Figure data in JSON:
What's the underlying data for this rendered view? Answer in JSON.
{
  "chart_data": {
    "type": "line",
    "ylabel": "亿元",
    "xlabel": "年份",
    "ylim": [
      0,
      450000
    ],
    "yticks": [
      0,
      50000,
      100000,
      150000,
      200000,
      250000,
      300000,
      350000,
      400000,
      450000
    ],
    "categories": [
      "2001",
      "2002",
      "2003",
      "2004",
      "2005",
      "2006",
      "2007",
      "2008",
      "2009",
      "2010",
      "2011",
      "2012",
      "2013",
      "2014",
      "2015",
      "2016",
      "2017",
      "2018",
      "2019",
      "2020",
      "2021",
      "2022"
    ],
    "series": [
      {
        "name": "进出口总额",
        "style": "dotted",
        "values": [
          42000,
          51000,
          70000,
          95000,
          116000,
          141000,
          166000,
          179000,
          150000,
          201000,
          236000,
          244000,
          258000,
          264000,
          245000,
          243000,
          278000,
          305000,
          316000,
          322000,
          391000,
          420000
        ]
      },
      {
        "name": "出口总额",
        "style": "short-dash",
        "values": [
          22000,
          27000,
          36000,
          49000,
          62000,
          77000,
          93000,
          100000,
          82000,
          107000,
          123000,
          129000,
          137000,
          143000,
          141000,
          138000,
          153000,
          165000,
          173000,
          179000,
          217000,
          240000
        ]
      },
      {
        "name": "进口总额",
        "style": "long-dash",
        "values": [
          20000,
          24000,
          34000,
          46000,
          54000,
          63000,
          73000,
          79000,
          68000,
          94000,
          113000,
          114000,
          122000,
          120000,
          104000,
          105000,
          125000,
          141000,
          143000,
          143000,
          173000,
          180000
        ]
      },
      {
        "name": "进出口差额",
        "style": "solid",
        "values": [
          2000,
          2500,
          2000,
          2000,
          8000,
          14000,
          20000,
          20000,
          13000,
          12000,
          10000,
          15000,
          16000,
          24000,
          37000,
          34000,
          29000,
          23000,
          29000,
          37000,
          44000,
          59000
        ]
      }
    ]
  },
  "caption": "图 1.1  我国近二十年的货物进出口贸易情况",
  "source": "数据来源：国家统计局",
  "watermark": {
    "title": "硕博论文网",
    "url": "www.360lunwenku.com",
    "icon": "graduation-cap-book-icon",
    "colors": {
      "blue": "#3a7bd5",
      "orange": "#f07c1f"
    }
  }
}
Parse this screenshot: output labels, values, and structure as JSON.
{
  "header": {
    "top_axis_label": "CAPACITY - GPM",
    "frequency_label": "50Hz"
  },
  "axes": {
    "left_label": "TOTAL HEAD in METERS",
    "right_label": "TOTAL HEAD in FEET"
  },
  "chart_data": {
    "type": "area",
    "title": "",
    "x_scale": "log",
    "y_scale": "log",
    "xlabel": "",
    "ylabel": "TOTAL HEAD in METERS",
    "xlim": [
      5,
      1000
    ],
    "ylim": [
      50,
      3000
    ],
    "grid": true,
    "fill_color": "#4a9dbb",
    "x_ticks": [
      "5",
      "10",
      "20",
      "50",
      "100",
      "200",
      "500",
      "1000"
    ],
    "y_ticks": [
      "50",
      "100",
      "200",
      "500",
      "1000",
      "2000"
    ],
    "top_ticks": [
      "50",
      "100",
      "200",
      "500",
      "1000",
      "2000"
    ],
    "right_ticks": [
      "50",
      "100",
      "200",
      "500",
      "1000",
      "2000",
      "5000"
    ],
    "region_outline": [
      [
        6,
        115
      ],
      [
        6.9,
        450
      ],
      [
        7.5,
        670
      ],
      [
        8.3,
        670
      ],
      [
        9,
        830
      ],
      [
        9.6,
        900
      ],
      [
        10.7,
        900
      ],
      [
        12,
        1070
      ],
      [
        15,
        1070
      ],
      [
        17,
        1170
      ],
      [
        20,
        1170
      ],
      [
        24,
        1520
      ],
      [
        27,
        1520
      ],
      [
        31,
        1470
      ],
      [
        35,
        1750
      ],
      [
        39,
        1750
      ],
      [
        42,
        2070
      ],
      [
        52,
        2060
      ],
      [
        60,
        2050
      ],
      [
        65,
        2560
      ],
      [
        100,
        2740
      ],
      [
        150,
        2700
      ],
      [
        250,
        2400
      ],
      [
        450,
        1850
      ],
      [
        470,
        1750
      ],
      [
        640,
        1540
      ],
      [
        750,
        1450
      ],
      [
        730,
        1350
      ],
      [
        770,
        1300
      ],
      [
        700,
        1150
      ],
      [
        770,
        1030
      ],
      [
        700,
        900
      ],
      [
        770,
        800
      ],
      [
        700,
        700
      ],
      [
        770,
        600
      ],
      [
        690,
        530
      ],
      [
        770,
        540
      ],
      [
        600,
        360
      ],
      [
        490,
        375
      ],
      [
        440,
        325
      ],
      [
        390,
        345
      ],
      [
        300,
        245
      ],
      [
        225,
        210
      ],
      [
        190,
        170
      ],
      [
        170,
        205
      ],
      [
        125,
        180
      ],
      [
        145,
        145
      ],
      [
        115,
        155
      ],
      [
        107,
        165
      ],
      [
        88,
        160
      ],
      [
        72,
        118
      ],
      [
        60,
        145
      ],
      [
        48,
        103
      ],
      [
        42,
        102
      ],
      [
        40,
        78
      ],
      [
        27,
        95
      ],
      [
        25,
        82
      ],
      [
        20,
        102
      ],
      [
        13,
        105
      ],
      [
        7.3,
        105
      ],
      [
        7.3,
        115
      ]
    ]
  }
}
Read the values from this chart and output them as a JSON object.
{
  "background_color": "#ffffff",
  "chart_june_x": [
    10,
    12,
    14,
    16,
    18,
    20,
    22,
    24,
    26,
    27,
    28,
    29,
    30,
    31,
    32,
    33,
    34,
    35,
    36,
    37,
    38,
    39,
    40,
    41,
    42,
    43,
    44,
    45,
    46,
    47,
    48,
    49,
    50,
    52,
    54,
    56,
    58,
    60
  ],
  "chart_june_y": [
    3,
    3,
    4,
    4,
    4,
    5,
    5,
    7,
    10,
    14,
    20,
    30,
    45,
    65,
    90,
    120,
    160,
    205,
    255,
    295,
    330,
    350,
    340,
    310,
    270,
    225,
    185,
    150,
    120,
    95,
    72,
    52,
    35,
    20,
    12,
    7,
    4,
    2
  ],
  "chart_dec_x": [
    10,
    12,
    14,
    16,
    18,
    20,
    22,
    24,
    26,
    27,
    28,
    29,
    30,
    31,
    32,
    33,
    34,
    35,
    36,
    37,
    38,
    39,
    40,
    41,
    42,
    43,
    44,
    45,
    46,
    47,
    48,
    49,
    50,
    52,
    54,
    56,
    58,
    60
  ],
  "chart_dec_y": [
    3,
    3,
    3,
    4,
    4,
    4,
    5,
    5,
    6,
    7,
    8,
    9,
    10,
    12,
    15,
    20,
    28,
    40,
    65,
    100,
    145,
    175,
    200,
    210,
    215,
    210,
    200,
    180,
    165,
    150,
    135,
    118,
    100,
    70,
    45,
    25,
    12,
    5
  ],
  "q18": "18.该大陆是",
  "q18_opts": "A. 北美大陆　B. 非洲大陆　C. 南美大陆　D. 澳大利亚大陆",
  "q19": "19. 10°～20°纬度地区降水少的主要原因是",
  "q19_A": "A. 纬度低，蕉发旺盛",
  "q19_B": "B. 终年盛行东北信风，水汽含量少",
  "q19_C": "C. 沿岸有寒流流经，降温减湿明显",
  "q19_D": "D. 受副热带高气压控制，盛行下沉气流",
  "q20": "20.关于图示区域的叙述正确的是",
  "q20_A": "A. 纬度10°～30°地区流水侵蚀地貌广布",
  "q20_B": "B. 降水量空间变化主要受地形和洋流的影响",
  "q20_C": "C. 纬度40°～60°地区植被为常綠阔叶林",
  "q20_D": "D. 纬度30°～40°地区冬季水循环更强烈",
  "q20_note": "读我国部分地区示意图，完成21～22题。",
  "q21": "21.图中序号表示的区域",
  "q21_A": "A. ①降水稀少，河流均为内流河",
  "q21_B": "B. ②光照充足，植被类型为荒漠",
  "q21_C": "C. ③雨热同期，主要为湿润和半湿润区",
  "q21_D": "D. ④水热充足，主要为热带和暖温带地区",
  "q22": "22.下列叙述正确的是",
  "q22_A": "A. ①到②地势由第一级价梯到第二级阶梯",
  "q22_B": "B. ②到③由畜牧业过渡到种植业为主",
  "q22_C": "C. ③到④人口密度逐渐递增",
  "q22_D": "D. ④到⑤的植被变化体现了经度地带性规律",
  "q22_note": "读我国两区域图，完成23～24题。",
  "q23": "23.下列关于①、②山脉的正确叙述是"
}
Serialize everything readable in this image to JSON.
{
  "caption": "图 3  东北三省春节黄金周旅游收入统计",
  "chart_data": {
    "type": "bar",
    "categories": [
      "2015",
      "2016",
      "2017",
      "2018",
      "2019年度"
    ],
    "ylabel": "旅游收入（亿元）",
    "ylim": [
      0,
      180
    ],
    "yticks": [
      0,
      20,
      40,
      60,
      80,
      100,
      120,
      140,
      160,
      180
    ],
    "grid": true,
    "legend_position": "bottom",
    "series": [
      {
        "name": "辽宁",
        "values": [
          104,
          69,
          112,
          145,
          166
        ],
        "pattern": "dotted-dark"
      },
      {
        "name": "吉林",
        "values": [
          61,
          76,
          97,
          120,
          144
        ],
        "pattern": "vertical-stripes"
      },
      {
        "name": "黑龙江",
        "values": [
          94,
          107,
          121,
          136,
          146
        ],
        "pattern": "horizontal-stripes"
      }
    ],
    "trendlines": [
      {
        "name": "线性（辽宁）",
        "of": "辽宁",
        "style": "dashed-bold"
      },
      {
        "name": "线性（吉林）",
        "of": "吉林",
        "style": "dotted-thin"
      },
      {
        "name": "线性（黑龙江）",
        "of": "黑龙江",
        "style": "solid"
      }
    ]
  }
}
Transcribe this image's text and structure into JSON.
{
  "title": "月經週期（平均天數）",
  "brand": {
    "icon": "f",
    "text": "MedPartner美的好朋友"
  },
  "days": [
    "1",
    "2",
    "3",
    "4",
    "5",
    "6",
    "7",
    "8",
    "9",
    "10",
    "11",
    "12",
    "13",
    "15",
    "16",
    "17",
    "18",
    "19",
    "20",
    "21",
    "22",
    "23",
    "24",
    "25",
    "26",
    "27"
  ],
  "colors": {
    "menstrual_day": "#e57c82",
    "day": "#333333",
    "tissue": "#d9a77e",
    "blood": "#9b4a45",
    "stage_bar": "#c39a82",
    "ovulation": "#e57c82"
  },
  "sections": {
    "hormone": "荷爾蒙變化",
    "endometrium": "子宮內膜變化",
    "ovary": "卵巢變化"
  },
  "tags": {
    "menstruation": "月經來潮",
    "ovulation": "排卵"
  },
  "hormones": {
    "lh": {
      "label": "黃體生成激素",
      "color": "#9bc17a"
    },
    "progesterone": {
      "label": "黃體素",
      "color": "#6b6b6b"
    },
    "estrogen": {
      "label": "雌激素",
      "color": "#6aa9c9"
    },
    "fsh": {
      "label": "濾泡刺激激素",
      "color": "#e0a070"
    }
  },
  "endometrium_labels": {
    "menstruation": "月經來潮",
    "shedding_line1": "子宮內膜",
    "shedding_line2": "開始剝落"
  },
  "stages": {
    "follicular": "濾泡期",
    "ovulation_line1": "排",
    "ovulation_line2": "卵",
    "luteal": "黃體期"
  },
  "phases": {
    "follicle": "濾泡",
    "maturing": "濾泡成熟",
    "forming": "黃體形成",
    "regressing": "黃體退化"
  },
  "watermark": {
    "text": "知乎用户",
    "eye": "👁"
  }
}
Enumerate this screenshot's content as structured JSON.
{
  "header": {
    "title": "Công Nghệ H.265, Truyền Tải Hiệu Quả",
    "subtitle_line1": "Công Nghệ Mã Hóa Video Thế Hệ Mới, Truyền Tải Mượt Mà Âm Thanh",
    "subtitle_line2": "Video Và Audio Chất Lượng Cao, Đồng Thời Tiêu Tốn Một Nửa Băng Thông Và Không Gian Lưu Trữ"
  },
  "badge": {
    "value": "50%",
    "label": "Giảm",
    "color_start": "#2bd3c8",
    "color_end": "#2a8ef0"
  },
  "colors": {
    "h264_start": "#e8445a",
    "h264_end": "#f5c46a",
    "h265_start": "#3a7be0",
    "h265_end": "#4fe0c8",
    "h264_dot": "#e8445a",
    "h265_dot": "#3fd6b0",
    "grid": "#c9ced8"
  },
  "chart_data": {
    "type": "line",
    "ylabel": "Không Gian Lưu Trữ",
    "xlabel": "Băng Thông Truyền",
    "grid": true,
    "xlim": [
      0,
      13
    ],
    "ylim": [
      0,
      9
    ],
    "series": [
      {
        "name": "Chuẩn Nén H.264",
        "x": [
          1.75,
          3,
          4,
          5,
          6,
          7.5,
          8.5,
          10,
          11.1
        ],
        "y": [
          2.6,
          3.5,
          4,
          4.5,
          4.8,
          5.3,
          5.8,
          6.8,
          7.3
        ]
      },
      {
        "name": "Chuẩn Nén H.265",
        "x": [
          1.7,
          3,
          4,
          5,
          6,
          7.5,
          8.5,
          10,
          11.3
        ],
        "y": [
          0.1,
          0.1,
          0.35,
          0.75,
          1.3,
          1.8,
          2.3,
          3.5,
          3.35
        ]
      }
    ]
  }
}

[What you will do]: Search the data above for lines holding "image" and copy each of them.

[Finished answer]:
Serialize everything readable in this image to JSON.
Transcribe this image's text and structure into JSON.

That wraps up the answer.